• **MATERIAL PROVIDED**:
■ ■ ■
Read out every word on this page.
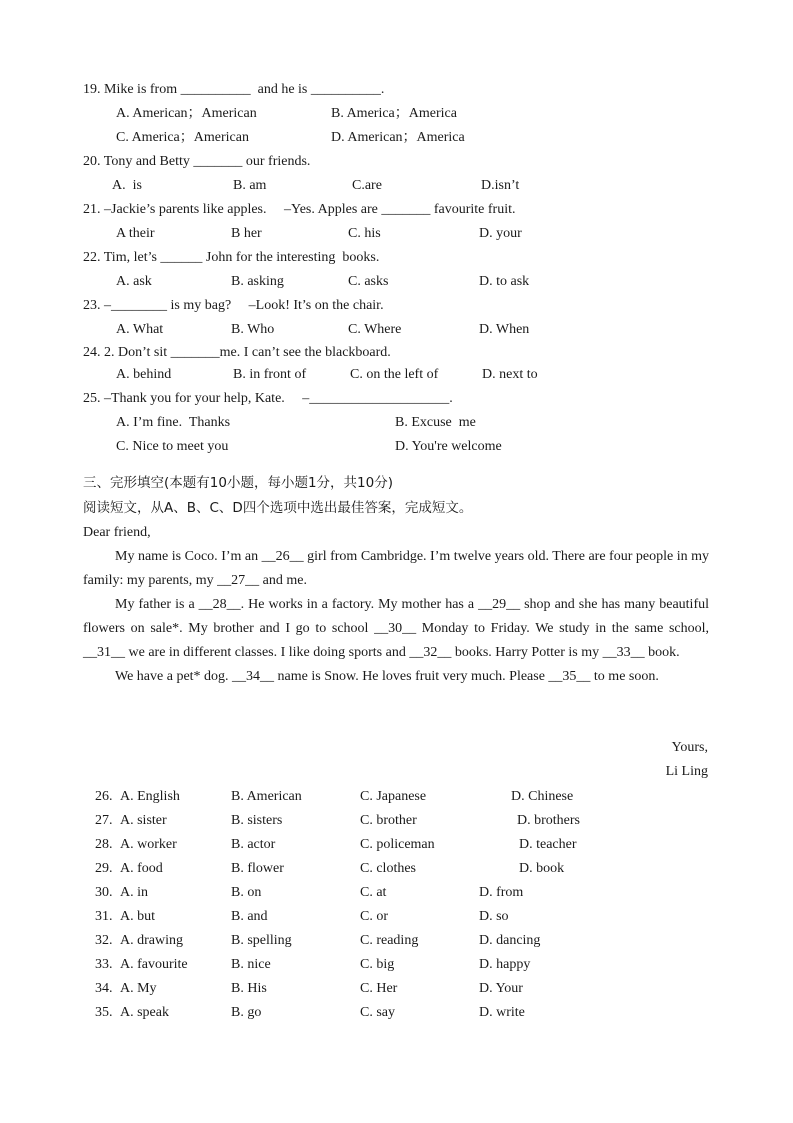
19. Mike is from __________  and he is __________.
A. American；American	B. America；America
C. America；American	D. American；America
20. Tony and Betty _______ our friends.
A.  is	B. am	C.are	D.isn’t
21. –Jackie’s parents like apples.     –Yes. Apples are _______ favourite fruit.
A their	B her	C. his	D. your
22. Tim, let’s ______ John for the interesting  books.
A. ask	B. asking	C. asks	D. to ask
23. –________ is my bag?     –Look! It’s on the chair.
A. What	B. Who	C. Where	D. When
24. 2. Don’t sit _______me. I can’t see the blackboard.
A. behind	B. in front of	C. on the left of	D. next to
25. –Thank you for your help, Kate.     –____________________.
A. I’m fine.  Thanks	B. Excuse  me
C. Nice to meet you	D. You're welcome
三、完形填空(本题有10小题，每小题1分，共10分)
阅读短文，从A、B、C、D四个选项中选出最佳答案，完成短文。
Dear friend,

My name is Coco. I’m an __26__ girl from Cambridge. I’m twelve years old. There are four people in my family: my parents, my __27__ and me.

My father is a __28__. He works in a factory. My mother has a __29__ shop and she has many beautiful flowers on sale*. My brother and I go to school __30__ Monday to Friday. We study in the same school, __31__ we are in different classes. I like doing sports and __32__ books. Harry Potter is my __33__ book.

We have a pet* dog. __34__ name is Snow. He loves fruit very much. Please __35__ to me soon.

Yours,
Li Ling
26. A. English	B. American	C. Japanese	D. Chinese
27. A. sister	B. sisters	C. brother	D. brothers
28. A. worker	B. actor	C. policeman	D. teacher
29. A. food	B. flower	C. clothes	D. book
30. A. in	B. on	C. at	D. from
31. A. but	B. and	C. or	D. so
32. A. drawing	B. spelling	C. reading	D. dancing
33. A. favourite	B. nice	C. big	D. happy
34. A. My	B. His	C. Her	D. Your
35. A. speak	B. go	C. say	D. write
■ ■ ■
• **DO THIS**: Omit every picture, then repeat the remaining data exactly as it appears above.

• **EXERCISE OUTPUT**:
Read out every word on this page.
19. Mike is from __________  and he is __________.
A. American；American	B. America；America
C. America；American	D. American；America
20. Tony and Betty _______ our friends.
A.  is	B. am	C.are	D.isn’t
21. –Jackie’s parents like apples.     –Yes. Apples are _______ favourite fruit.
A their	B her	C. his	D. your
22. Tim, let’s ______ John for the interesting  books.
A. ask	B. asking	C. asks	D. to ask
23. –________ is my bag?     –Look! It’s on the chair.
A. What	B. Who	C. Where	D. When
24. 2. Don’t sit _______me. I can’t see the blackboard.
A. behind	B. in front of	C. on the left of	D. next to
25. –Thank you for your help, Kate.     –____________________.
A. I’m fine.  Thanks	B. Excuse  me
C. Nice to meet you	D. You're welcome
三、完形填空(本题有10小题，每小题1分，共10分)
阅读短文，从A、B、C、D四个选项中选出最佳答案，完成短文。
Dear friend,

My name is Coco. I’m an __26__ girl from Cambridge. I’m twelve years old. There are four people in my family: my parents, my __27__ and me.

My father is a __28__. He works in a factory. My mother has a __29__ shop and she has many beautiful flowers on sale*. My brother and I go to school __30__ Monday to Friday. We study in the same school, __31__ we are in different classes. I like doing sports and __32__ books. Harry Potter is my __33__ book.

We have a pet* dog. __34__ name is Snow. He loves fruit very much. Please __35__ to me soon.

Yours,
Li Ling
26. A. English	B. American	C. Japanese	D. Chinese
27. A. sister	B. sisters	C. brother	D. brothers
28. A. worker	B. actor	C. policeman	D. teacher
29. A. food	B. flower	C. clothes	D. book
30. A. in	B. on	C. at	D. from
31. A. but	B. and	C. or	D. so
32. A. drawing	B. spelling	C. reading	D. dancing
33. A. favourite	B. nice	C. big	D. happy
34. A. My	B. His	C. Her	D. Your
35. A. speak	B. go	C. say	D. write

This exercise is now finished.